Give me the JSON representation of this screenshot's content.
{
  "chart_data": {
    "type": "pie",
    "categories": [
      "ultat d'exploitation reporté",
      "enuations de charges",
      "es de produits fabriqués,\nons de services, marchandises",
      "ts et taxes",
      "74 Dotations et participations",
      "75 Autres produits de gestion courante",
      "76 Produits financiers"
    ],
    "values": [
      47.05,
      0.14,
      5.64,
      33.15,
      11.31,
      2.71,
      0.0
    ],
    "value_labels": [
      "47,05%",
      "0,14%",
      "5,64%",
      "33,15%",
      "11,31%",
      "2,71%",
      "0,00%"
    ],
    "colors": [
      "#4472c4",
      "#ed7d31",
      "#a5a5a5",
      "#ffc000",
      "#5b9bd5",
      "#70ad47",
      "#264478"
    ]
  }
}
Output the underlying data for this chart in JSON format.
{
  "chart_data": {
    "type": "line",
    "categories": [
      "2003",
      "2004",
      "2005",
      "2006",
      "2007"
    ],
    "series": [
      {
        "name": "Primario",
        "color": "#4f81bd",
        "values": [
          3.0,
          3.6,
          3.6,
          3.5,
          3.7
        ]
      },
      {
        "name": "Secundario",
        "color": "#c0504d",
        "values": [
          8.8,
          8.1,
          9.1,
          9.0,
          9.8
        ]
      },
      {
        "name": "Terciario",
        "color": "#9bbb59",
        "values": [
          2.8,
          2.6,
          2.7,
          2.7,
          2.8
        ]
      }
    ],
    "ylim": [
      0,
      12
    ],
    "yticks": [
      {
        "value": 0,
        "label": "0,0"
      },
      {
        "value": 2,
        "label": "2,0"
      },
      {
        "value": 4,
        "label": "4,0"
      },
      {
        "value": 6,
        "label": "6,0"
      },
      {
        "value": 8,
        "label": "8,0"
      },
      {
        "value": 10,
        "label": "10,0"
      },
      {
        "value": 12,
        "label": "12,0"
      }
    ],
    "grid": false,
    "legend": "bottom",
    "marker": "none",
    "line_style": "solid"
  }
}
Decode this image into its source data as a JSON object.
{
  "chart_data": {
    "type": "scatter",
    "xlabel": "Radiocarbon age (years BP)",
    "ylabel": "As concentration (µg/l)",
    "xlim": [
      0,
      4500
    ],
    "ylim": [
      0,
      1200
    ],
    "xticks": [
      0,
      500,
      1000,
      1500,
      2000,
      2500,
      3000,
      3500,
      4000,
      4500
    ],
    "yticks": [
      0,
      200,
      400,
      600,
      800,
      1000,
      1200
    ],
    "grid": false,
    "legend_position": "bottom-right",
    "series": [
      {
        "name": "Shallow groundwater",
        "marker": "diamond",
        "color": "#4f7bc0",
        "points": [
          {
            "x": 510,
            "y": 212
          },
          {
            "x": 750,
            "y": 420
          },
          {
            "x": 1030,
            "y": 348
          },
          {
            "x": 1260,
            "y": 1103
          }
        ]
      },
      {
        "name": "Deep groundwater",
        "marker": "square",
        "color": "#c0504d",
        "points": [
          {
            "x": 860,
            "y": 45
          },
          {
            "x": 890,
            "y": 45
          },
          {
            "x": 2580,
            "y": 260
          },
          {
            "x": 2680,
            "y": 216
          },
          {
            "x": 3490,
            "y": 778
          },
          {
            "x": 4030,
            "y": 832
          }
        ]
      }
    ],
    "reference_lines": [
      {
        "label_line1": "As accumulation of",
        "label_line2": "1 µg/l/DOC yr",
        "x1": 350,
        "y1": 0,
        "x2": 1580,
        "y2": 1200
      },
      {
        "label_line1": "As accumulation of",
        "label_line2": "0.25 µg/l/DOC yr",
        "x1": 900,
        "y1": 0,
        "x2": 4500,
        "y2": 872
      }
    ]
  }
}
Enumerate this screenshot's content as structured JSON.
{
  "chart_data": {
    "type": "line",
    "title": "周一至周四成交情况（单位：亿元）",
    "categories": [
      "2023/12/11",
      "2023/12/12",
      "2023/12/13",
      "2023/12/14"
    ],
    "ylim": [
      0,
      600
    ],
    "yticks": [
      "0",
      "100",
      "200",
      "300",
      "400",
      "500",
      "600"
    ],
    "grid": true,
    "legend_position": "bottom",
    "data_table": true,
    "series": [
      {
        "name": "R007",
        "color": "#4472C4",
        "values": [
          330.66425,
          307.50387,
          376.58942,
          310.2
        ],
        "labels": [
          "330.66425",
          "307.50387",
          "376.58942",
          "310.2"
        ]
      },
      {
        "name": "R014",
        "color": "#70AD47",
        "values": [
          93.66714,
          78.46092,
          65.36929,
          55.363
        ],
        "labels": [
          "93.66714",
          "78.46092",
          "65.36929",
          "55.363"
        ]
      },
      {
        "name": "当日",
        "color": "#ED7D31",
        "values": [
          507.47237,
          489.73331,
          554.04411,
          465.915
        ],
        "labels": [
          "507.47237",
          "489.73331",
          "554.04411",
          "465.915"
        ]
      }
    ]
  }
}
------------------------------------
• **What needs to be done**:
Return every record, word for word.

• **Exercise result**:
Give me the JSON representation of this screenshot's content.
{
  "chart_data": {
    "type": "pie",
    "categories": [
      "ultat d'exploitation reporté",
      "enuations de charges",
      "es de produits fabriqués,\nons de services, marchandises",
      "ts et taxes",
      "74 Dotations et participations",
      "75 Autres produits de gestion courante",
      "76 Produits financiers"
    ],
    "values": [
      47.05,
      0.14,
      5.64,
      33.15,
      11.31,
      2.71,
      0.0
    ],
    "value_labels": [
      "47,05%",
      "0,14%",
      "5,64%",
      "33,15%",
      "11,31%",
      "2,71%",
      "0,00%"
    ],
    "colors": [
      "#4472c4",
      "#ed7d31",
      "#a5a5a5",
      "#ffc000",
      "#5b9bd5",
      "#70ad47",
      "#264478"
    ]
  }
}
Output the underlying data for this chart in JSON format.
{
  "chart_data": {
    "type": "line",
    "categories": [
      "2003",
      "2004",
      "2005",
      "2006",
      "2007"
    ],
    "series": [
      {
        "name": "Primario",
        "color": "#4f81bd",
        "values": [
          3.0,
          3.6,
          3.6,
          3.5,
          3.7
        ]
      },
      {
        "name": "Secundario",
        "color": "#c0504d",
        "values": [
          8.8,
          8.1,
          9.1,
          9.0,
          9.8
        ]
      },
      {
        "name": "Terciario",
        "color": "#9bbb59",
        "values": [
          2.8,
          2.6,
          2.7,
          2.7,
          2.8
        ]
      }
    ],
    "ylim": [
      0,
      12
    ],
    "yticks": [
      {
        "value": 0,
        "label": "0,0"
      },
      {
        "value": 2,
        "label": "2,0"
      },
      {
        "value": 4,
        "label": "4,0"
      },
      {
        "value": 6,
        "label": "6,0"
      },
      {
        "value": 8,
        "label": "8,0"
      },
      {
        "value": 10,
        "label": "10,0"
      },
      {
        "value": 12,
        "label": "12,0"
      }
    ],
    "grid": false,
    "legend": "bottom",
    "marker": "none",
    "line_style": "solid"
  }
}
Decode this image into its source data as a JSON object.
{
  "chart_data": {
    "type": "scatter",
    "xlabel": "Radiocarbon age (years BP)",
    "ylabel": "As concentration (µg/l)",
    "xlim": [
      0,
      4500
    ],
    "ylim": [
      0,
      1200
    ],
    "xticks": [
      0,
      500,
      1000,
      1500,
      2000,
      2500,
      3000,
      3500,
      4000,
      4500
    ],
    "yticks": [
      0,
      200,
      400,
      600,
      800,
      1000,
      1200
    ],
    "grid": false,
    "legend_position": "bottom-right",
    "series": [
      {
        "name": "Shallow groundwater",
        "marker": "diamond",
        "color": "#4f7bc0",
        "points": [
          {
            "x": 510,
            "y": 212
          },
          {
            "x": 750,
            "y": 420
          },
          {
            "x": 1030,
            "y": 348
          },
          {
            "x": 1260,
            "y": 1103
          }
        ]
      },
      {
        "name": "Deep groundwater",
        "marker": "square",
        "color": "#c0504d",
        "points": [
          {
            "x": 860,
            "y": 45
          },
          {
            "x": 890,
            "y": 45
          },
          {
            "x": 2580,
            "y": 260
          },
          {
            "x": 2680,
            "y": 216
          },
          {
            "x": 3490,
            "y": 778
          },
          {
            "x": 4030,
            "y": 832
          }
        ]
      }
    ],
    "reference_lines": [
      {
        "label_line1": "As accumulation of",
        "label_line2": "1 µg/l/DOC yr",
        "x1": 350,
        "y1": 0,
        "x2": 1580,
        "y2": 1200
      },
      {
        "label_line1": "As accumulation of",
        "label_line2": "0.25 µg/l/DOC yr",
        "x1": 900,
        "y1": 0,
        "x2": 4500,
        "y2": 872
      }
    ]
  }
}
Enumerate this screenshot's content as structured JSON.
{
  "chart_data": {
    "type": "line",
    "title": "周一至周四成交情况（单位：亿元）",
    "categories": [
      "2023/12/11",
      "2023/12/12",
      "2023/12/13",
      "2023/12/14"
    ],
    "ylim": [
      0,
      600
    ],
    "yticks": [
      "0",
      "100",
      "200",
      "300",
      "400",
      "500",
      "600"
    ],
    "grid": true,
    "legend_position": "bottom",
    "data_table": true,
    "series": [
      {
        "name": "R007",
        "color": "#4472C4",
        "values": [
          330.66425,
          307.50387,
          376.58942,
          310.2
        ],
        "labels": [
          "330.66425",
          "307.50387",
          "376.58942",
          "310.2"
        ]
      },
      {
        "name": "R014",
        "color": "#70AD47",
        "values": [
          93.66714,
          78.46092,
          65.36929,
          55.363
        ],
        "labels": [
          "93.66714",
          "78.46092",
          "65.36929",
          "55.363"
        ]
      },
      {
        "name": "当日",
        "color": "#ED7D31",
        "values": [
          507.47237,
          489.73331,
          554.04411,
          465.915
        ],
        "labels": [
          "507.47237",
          "489.73331",
          "554.04411",
          "465.915"
        ]
      }
    ]
  }
}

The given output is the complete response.